Task brief »
Copy each line of the entries beneath that contains the word "улучшение".
____________
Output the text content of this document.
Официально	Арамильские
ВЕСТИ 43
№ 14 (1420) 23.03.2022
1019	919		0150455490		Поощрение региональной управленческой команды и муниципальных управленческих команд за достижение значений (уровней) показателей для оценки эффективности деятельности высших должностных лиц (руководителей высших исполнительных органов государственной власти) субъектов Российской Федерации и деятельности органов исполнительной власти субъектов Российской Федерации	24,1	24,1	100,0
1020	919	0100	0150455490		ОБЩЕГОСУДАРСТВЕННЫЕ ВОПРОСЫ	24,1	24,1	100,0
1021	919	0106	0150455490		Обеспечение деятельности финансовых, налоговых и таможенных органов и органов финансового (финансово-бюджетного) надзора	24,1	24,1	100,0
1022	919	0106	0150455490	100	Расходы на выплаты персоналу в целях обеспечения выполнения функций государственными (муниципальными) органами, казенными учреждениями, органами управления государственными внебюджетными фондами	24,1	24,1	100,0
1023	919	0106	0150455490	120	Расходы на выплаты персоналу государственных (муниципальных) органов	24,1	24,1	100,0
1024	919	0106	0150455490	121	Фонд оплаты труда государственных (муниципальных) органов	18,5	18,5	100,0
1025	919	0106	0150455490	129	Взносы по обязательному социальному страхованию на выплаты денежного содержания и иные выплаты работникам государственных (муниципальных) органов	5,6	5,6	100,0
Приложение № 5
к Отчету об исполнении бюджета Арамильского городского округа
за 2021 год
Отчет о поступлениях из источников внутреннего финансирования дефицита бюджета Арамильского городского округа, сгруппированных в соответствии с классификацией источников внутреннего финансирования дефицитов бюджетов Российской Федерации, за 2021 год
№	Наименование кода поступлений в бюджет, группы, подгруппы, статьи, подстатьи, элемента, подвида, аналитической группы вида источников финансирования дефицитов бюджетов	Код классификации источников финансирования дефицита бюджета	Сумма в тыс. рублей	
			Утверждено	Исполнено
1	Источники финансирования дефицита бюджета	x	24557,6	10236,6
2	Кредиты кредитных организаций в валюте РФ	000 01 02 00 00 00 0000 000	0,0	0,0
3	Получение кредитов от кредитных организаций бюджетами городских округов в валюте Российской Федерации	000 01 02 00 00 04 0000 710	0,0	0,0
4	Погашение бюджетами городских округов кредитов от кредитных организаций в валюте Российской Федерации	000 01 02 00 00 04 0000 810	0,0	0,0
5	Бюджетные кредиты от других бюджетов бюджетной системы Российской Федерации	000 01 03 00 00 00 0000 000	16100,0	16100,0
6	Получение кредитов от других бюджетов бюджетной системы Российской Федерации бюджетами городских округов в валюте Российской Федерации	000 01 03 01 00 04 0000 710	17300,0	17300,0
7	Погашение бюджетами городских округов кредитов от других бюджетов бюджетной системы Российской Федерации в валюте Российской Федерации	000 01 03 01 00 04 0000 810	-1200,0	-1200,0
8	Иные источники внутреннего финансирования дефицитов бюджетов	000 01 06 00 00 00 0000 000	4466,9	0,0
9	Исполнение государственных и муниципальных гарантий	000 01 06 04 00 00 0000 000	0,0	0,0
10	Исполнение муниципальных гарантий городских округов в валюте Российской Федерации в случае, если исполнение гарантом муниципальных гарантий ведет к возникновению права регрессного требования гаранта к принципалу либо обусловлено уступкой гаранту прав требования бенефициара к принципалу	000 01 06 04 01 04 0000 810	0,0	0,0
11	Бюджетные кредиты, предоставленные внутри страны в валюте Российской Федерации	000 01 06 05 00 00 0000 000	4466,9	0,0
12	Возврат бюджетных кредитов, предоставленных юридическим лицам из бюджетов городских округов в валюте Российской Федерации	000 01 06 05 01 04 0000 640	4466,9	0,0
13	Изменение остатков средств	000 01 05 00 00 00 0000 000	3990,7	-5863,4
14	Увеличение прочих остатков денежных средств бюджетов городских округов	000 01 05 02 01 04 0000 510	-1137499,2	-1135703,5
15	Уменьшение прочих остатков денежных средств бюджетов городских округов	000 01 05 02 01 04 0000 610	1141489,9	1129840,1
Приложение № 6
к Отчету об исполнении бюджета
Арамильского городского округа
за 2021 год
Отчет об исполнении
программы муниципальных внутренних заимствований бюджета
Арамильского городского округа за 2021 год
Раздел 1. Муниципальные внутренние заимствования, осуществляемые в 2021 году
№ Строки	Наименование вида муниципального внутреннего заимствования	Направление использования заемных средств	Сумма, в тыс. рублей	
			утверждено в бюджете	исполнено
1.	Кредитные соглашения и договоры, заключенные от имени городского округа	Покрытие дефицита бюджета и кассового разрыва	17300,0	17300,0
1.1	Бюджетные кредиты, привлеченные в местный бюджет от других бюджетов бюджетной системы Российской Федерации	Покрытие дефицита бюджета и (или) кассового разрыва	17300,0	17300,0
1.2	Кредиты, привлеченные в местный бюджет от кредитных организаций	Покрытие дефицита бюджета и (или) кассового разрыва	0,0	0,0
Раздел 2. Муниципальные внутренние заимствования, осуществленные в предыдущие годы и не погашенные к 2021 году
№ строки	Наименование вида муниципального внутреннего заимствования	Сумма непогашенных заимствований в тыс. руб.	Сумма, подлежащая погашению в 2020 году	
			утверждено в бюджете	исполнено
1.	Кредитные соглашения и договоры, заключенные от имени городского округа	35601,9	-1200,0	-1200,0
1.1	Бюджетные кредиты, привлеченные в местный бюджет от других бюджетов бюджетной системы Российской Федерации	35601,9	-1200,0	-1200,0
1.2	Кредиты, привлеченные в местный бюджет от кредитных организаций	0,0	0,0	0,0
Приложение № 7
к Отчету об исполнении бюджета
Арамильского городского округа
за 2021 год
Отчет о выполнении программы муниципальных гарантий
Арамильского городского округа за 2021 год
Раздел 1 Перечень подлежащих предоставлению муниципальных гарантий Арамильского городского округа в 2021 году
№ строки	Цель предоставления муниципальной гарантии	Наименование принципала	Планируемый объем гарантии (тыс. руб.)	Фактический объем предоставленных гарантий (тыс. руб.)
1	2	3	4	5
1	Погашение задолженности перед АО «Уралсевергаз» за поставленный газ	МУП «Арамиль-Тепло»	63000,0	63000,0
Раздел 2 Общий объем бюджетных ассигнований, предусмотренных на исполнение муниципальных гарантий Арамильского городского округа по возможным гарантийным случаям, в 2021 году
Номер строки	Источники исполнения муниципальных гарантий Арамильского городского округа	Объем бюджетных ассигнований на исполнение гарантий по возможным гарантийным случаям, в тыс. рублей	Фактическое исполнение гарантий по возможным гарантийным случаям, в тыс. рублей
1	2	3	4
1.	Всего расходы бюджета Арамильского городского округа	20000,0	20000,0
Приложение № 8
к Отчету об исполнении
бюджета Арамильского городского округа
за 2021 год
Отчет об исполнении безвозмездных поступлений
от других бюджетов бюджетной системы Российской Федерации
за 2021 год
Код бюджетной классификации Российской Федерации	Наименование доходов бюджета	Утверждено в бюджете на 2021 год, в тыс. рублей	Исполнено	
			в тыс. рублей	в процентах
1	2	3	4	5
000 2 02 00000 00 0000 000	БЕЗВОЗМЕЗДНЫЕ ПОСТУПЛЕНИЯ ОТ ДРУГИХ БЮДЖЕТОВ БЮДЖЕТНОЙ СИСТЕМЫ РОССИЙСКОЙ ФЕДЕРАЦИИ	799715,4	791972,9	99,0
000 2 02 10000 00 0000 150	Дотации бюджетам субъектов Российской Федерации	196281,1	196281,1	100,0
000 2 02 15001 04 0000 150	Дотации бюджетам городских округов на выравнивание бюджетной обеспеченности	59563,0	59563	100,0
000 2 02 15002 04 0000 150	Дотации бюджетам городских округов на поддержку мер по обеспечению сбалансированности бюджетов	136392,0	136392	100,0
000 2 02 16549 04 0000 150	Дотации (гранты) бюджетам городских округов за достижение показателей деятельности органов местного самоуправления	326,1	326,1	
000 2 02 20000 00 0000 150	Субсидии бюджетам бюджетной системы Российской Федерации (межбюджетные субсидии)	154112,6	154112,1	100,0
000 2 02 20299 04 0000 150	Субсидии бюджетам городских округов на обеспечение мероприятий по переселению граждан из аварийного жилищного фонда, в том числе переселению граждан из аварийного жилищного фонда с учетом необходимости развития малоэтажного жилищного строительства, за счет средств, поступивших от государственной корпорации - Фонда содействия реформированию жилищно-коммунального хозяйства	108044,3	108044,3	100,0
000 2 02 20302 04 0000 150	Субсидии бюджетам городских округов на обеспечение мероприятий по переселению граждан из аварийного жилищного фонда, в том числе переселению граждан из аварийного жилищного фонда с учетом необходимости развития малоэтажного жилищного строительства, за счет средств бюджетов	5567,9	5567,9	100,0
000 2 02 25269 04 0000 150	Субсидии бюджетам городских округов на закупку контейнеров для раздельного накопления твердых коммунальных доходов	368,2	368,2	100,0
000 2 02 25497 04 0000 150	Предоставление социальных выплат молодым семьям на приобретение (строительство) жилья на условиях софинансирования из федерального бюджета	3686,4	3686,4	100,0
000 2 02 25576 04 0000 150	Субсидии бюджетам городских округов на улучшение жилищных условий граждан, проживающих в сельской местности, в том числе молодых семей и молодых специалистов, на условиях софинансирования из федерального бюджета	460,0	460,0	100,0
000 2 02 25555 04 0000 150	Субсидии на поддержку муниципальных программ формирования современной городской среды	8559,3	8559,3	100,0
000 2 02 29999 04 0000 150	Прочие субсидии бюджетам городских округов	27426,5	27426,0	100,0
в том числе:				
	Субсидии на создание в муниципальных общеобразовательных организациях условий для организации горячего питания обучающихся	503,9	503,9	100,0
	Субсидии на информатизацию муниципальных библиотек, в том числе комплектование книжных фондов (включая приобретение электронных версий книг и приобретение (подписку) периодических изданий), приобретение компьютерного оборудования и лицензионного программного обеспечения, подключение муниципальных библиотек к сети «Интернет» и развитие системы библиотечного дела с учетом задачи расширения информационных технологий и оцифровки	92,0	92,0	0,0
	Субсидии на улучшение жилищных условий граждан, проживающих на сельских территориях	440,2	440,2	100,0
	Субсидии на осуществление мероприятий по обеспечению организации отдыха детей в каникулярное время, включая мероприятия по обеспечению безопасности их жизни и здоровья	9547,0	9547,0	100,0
____________
Final result »
000 2 02 25576 04 0000 150	Субсидии бюджетам городских округов на улучшение жилищных условий граждан, проживающих в сельской местности, в том числе молодых семей и молодых специалистов, на условиях софинансирования из федерального бюджета	460,0	460,0	100,0
	Субсидии на улучшение жилищных условий граждан, проживающих на сельских территориях	440,2	440,2	100,0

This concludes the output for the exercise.